▶ [Written task]
You are to retype all of the data exactly as it appears.

▶ [Task data]

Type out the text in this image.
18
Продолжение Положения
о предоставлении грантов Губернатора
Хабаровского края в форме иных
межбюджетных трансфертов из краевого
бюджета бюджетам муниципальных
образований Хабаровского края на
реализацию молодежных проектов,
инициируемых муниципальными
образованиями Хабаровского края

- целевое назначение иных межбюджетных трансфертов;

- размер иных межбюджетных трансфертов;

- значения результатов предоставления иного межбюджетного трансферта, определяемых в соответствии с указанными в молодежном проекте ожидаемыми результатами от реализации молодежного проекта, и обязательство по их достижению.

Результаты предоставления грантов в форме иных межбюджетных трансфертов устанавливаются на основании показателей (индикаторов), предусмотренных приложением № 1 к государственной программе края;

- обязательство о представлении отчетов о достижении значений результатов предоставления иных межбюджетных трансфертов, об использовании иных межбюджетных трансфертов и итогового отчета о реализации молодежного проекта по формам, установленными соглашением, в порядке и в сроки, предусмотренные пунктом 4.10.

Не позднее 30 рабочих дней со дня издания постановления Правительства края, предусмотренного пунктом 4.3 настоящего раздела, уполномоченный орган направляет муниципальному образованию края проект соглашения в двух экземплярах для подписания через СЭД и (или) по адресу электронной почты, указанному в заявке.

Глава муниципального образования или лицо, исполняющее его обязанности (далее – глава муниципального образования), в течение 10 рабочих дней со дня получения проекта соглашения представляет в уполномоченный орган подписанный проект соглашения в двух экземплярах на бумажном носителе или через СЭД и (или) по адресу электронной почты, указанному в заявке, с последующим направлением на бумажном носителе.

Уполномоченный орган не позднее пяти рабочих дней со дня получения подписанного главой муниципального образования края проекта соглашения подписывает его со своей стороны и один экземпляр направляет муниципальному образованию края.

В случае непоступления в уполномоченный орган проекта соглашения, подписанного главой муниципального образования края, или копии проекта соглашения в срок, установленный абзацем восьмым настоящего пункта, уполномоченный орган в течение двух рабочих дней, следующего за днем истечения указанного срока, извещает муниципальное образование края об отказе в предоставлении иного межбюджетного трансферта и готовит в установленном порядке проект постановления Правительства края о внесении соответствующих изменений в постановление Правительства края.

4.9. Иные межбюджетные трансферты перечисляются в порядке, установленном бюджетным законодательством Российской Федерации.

▶ [Final result]
Type out the text in this image.
18
Продолжение Положения
о предоставлении грантов Губернатора
Хабаровского края в форме иных
межбюджетных трансфертов из краевого
бюджета бюджетам муниципальных
образований Хабаровского края на
реализацию молодежных проектов,
инициируемых муниципальными
образованиями Хабаровского края

- целевое назначение иных межбюджетных трансфертов;

- размер иных межбюджетных трансфертов;

- значения результатов предоставления иного межбюджетного трансферта, определяемых в соответствии с указанными в молодежном проекте ожидаемыми результатами от реализации молодежного проекта, и обязательство по их достижению.

Результаты предоставления грантов в форме иных межбюджетных трансфертов устанавливаются на основании показателей (индикаторов), предусмотренных приложением № 1 к государственной программе края;

- обязательство о представлении отчетов о достижении значений результатов предоставления иных межбюджетных трансфертов, об использовании иных межбюджетных трансфертов и итогового отчета о реализации молодежного проекта по формам, установленными соглашением, в порядке и в сроки, предусмотренные пунктом 4.10.

Не позднее 30 рабочих дней со дня издания постановления Правительства края, предусмотренного пунктом 4.3 настоящего раздела, уполномоченный орган направляет муниципальному образованию края проект соглашения в двух экземплярах для подписания через СЭД и (или) по адресу электронной почты, указанному в заявке.

Глава муниципального образования или лицо, исполняющее его обязанности (далее – глава муниципального образования), в течение 10 рабочих дней со дня получения проекта соглашения представляет в уполномоченный орган подписанный проект соглашения в двух экземплярах на бумажном носителе или через СЭД и (или) по адресу электронной почты, указанному в заявке, с последующим направлением на бумажном носителе.

Уполномоченный орган не позднее пяти рабочих дней со дня получения подписанного главой муниципального образования края проекта соглашения подписывает его со своей стороны и один экземпляр направляет муниципальному образованию края.

В случае непоступления в уполномоченный орган проекта соглашения, подписанного главой муниципального образования края, или копии проекта соглашения в срок, установленный абзацем восьмым настоящего пункта, уполномоченный орган в течение двух рабочих дней, следующего за днем истечения указанного срока, извещает муниципальное образование края об отказе в предоставлении иного межбюджетного трансферта и готовит в установленном порядке проект постановления Правительства края о внесении соответствующих изменений в постановление Правительства края.

4.9. Иные межбюджетные трансферты перечисляются в порядке, установленном бюджетным законодательством Российской Федерации.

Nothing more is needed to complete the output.